Exercise brief → Copy out all of the material, matching it word for word.

Task material →
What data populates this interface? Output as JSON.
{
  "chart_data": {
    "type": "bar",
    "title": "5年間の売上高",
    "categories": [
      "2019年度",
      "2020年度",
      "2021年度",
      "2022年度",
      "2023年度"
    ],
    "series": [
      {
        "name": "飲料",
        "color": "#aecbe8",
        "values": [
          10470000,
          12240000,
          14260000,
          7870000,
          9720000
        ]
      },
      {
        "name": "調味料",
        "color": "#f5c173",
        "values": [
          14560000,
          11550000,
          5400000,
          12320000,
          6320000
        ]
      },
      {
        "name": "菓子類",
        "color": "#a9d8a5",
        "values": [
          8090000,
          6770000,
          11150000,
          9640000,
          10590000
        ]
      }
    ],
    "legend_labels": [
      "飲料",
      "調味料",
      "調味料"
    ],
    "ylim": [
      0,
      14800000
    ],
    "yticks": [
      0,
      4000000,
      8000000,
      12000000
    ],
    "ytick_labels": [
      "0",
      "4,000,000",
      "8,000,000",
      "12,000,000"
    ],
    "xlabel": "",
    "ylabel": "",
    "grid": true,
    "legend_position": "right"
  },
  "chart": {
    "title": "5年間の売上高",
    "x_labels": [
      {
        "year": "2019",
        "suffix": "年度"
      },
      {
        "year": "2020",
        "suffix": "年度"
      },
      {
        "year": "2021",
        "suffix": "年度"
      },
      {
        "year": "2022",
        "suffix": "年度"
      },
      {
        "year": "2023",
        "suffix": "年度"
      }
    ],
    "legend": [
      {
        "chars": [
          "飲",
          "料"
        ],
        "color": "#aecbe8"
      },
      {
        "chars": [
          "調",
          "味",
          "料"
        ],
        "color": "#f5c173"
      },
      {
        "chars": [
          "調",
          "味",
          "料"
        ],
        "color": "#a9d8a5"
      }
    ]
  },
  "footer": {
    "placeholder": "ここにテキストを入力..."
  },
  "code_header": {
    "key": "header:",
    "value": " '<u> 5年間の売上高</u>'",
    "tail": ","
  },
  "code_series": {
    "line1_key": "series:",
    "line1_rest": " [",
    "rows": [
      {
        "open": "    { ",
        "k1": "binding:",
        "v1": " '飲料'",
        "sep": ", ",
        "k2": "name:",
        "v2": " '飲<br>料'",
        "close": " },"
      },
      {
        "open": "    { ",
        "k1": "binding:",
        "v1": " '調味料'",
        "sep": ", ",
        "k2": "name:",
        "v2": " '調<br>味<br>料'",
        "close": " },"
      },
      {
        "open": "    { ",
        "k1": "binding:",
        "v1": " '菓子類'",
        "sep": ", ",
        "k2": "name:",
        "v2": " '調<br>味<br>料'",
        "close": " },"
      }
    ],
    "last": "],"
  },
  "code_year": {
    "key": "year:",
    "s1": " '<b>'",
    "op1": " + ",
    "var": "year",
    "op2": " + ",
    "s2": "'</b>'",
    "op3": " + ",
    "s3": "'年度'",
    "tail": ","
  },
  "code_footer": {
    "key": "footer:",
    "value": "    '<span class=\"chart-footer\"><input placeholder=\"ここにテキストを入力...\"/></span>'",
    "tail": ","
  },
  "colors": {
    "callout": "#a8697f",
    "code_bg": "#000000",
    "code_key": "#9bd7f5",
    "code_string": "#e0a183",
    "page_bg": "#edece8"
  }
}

Full answer →
What data populates this interface? Output as JSON.
{
  "chart_data": {
    "type": "bar",
    "title": "5年間の売上高",
    "categories": [
      "2019年度",
      "2020年度",
      "2021年度",
      "2022年度",
      "2023年度"
    ],
    "series": [
      {
        "name": "飲料",
        "color": "#aecbe8",
        "values": [
          10470000,
          12240000,
          14260000,
          7870000,
          9720000
        ]
      },
      {
        "name": "調味料",
        "color": "#f5c173",
        "values": [
          14560000,
          11550000,
          5400000,
          12320000,
          6320000
        ]
      },
      {
        "name": "菓子類",
        "color": "#a9d8a5",
        "values": [
          8090000,
          6770000,
          11150000,
          9640000,
          10590000
        ]
      }
    ],
    "legend_labels": [
      "飲料",
      "調味料",
      "調味料"
    ],
    "ylim": [
      0,
      14800000
    ],
    "yticks": [
      0,
      4000000,
      8000000,
      12000000
    ],
    "ytick_labels": [
      "0",
      "4,000,000",
      "8,000,000",
      "12,000,000"
    ],
    "xlabel": "",
    "ylabel": "",
    "grid": true,
    "legend_position": "right"
  },
  "chart": {
    "title": "5年間の売上高",
    "x_labels": [
      {
        "year": "2019",
        "suffix": "年度"
      },
      {
        "year": "2020",
        "suffix": "年度"
      },
      {
        "year": "2021",
        "suffix": "年度"
      },
      {
        "year": "2022",
        "suffix": "年度"
      },
      {
        "year": "2023",
        "suffix": "年度"
      }
    ],
    "legend": [
      {
        "chars": [
          "飲",
          "料"
        ],
        "color": "#aecbe8"
      },
      {
        "chars": [
          "調",
          "味",
          "料"
        ],
        "color": "#f5c173"
      },
      {
        "chars": [
          "調",
          "味",
          "料"
        ],
        "color": "#a9d8a5"
      }
    ]
  },
  "footer": {
    "placeholder": "ここにテキストを入力..."
  },
  "code_header": {
    "key": "header:",
    "value": " '<u> 5年間の売上高</u>'",
    "tail": ","
  },
  "code_series": {
    "line1_key": "series:",
    "line1_rest": " [",
    "rows": [
      {
        "open": "    { ",
        "k1": "binding:",
        "v1": " '飲料'",
        "sep": ", ",
        "k2": "name:",
        "v2": " '飲<br>料'",
        "close": " },"
      },
      {
        "open": "    { ",
        "k1": "binding:",
        "v1": " '調味料'",
        "sep": ", ",
        "k2": "name:",
        "v2": " '調<br>味<br>料'",
        "close": " },"
      },
      {
        "open": "    { ",
        "k1": "binding:",
        "v1": " '菓子類'",
        "sep": ", ",
        "k2": "name:",
        "v2": " '調<br>味<br>料'",
        "close": " },"
      }
    ],
    "last": "],"
  },
  "code_year": {
    "key": "year:",
    "s1": " '<b>'",
    "op1": " + ",
    "var": "year",
    "op2": " + ",
    "s2": "'</b>'",
    "op3": " + ",
    "s3": "'年度'",
    "tail": ","
  },
  "code_footer": {
    "key": "footer:",
    "value": "    '<span class=\"chart-footer\"><input placeholder=\"ここにテキストを入力...\"/></span>'",
    "tail": ","
  },
  "colors": {
    "callout": "#a8697f",
    "code_bg": "#000000",
    "code_key": "#9bd7f5",
    "code_string": "#e0a183",
    "page_bg": "#edece8"
  }
}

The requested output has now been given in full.